- Task
Extract every line that contains the word "this".

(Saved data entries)
*****
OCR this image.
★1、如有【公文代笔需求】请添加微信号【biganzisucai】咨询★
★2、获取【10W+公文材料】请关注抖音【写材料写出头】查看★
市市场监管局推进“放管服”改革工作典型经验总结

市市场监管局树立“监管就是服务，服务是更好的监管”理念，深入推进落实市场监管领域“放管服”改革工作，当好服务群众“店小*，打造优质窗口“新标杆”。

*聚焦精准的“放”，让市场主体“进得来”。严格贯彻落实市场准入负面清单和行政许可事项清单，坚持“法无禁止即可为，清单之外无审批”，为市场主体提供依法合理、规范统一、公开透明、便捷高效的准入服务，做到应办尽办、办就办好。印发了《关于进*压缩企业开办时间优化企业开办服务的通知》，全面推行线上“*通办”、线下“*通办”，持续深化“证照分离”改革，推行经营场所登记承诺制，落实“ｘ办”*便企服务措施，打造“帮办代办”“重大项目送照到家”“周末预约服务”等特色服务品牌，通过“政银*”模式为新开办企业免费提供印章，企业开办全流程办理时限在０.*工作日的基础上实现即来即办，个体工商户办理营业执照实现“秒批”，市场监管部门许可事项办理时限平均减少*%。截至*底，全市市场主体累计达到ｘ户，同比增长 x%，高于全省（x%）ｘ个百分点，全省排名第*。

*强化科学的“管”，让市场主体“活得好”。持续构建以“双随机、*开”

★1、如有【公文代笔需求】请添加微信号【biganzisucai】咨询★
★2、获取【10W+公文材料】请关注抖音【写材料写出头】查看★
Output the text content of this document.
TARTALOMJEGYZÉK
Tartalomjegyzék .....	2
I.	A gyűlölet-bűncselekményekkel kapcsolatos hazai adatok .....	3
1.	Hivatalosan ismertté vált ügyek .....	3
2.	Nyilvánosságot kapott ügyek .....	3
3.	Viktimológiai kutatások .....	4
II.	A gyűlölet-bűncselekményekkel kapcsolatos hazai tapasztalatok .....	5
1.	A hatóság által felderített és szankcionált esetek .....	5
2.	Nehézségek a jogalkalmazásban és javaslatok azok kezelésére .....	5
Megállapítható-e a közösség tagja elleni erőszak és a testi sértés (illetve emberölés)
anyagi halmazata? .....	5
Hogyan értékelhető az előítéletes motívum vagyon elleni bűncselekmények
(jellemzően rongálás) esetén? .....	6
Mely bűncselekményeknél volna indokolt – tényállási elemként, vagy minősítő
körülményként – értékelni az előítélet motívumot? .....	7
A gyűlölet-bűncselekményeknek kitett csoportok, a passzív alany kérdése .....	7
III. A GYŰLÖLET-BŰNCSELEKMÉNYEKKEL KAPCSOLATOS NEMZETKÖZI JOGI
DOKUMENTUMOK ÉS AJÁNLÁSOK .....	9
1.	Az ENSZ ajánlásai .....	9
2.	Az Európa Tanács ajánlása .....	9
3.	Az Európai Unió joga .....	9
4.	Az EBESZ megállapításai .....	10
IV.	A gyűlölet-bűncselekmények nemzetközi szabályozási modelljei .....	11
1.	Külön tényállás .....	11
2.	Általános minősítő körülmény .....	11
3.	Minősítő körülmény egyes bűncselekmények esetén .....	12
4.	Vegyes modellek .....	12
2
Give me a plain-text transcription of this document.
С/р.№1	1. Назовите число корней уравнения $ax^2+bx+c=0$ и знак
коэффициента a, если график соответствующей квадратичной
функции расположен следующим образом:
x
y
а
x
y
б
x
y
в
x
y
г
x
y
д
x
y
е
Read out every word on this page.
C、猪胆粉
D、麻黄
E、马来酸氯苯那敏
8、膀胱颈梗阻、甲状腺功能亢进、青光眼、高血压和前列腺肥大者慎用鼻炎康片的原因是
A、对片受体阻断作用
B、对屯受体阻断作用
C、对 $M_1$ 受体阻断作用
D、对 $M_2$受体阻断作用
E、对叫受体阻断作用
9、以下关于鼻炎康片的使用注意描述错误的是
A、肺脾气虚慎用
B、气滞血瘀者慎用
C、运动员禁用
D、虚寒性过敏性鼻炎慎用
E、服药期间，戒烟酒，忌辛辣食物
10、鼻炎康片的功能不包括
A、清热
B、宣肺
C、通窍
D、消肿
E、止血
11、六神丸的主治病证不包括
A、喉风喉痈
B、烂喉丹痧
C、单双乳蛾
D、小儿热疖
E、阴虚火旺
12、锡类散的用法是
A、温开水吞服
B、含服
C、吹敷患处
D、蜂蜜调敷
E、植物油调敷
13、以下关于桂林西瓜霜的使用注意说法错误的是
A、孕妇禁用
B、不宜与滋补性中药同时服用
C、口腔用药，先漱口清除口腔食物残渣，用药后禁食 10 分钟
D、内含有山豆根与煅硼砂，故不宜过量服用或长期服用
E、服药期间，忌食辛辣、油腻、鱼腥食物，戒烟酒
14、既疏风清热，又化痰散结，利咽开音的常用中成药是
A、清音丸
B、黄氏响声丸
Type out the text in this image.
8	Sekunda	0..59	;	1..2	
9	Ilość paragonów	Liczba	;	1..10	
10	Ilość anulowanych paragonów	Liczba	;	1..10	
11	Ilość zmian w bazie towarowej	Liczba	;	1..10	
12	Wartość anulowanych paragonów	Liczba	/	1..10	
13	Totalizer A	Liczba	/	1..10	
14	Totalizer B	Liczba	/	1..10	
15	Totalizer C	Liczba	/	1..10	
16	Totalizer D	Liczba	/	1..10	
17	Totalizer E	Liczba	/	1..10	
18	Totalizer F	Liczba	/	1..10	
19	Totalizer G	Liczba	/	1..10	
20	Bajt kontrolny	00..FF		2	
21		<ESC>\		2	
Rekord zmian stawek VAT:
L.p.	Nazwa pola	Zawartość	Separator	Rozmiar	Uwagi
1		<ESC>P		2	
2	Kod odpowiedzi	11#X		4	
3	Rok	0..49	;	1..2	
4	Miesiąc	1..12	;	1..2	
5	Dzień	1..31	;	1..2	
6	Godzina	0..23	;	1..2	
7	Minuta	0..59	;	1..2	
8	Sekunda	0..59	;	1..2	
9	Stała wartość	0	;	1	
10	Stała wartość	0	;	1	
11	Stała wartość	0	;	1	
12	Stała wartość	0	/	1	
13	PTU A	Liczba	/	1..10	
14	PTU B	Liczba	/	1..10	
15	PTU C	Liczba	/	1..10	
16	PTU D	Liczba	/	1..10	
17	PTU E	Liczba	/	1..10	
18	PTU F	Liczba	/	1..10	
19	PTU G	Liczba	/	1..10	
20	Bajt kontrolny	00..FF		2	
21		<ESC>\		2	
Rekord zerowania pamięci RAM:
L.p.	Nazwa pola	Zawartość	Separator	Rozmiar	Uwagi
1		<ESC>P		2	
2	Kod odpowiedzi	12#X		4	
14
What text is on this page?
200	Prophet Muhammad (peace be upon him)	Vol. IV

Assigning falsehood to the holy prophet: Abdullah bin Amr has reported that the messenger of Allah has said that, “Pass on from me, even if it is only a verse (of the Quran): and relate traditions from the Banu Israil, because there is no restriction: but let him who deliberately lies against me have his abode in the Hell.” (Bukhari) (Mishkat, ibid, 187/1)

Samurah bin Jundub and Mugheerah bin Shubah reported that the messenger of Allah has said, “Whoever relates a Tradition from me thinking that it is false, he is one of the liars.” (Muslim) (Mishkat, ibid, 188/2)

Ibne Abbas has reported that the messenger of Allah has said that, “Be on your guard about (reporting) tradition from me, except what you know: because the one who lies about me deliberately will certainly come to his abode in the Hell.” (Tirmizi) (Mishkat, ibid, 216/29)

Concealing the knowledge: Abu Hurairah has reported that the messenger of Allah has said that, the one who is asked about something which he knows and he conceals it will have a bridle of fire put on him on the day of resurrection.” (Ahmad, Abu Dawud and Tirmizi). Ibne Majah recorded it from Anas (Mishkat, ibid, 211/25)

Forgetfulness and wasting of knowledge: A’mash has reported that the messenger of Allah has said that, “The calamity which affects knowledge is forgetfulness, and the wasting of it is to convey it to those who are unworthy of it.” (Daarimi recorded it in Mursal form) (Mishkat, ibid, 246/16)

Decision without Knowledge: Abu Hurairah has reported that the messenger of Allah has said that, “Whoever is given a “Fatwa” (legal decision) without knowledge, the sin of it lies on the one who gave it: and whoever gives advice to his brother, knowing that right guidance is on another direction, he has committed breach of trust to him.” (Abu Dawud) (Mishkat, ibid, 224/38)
*****
- Reply to the task
OCR this image.
Output the text content of this document.
Give me a plain-text transcription of this document.
Read out every word on this page.
Type out the text in this image.
What text is on this page?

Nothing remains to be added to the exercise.